▸ **Directions for this task**
The answer must consist of every line from the data that holds the string "different".

▸ **Records provided**
■ ■ ■

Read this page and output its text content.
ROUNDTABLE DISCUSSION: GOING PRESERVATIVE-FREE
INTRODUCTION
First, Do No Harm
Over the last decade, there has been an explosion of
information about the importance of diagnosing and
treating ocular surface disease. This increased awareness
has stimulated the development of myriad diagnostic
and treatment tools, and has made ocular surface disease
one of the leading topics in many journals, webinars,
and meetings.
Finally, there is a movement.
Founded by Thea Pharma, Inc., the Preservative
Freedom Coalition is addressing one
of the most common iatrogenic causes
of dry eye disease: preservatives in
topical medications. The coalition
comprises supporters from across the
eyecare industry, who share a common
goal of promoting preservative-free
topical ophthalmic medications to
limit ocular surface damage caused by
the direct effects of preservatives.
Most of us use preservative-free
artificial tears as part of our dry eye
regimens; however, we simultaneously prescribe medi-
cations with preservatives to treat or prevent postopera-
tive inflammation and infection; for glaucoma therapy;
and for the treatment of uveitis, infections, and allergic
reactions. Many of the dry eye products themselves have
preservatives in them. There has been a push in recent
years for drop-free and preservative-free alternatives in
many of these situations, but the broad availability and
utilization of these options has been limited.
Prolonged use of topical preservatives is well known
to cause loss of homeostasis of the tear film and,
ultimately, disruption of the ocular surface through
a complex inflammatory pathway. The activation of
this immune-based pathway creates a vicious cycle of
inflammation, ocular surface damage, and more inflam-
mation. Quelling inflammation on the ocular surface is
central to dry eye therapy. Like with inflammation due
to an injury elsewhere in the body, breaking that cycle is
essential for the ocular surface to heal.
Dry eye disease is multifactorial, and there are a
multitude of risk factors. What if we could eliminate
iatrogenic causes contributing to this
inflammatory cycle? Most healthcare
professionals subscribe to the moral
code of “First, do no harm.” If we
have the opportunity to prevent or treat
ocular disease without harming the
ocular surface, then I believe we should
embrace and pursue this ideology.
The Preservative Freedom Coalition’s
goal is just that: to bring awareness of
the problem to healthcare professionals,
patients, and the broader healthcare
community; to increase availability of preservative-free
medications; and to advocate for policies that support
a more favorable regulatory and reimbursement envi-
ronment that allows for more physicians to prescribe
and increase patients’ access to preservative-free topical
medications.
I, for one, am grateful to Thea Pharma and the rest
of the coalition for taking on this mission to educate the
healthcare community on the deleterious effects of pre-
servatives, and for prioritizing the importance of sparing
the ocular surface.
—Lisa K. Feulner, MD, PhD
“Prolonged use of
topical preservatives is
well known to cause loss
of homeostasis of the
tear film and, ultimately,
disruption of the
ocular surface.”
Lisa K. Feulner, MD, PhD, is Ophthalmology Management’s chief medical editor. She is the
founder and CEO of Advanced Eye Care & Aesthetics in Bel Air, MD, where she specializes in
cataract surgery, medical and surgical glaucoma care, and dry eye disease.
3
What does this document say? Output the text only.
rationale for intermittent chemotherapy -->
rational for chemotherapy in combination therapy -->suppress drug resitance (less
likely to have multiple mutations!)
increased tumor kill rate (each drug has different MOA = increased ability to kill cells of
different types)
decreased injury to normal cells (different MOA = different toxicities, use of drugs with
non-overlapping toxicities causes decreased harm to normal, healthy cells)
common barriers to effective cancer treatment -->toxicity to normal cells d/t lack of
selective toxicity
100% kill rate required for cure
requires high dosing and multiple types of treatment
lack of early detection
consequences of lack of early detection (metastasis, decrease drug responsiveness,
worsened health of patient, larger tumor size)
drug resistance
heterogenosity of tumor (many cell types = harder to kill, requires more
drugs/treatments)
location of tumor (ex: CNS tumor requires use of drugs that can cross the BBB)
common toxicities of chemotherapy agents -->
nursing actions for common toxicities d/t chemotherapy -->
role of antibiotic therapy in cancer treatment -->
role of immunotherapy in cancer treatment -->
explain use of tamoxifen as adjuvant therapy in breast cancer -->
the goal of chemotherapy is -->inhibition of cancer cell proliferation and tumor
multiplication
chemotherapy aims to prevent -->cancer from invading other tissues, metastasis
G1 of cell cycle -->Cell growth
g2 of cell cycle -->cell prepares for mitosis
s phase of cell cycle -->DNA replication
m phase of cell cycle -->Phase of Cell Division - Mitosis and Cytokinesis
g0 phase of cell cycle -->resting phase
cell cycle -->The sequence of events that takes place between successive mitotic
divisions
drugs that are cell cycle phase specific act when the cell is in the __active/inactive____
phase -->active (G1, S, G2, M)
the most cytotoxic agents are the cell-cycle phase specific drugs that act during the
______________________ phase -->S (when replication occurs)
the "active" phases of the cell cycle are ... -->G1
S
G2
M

■ ■ ■

▸ **Result for this exercise**
increased tumor kill rate (each drug has different MOA = increased ability to kill cells of
different types)
decreased injury to normal cells (different MOA = different toxicities, use of drugs with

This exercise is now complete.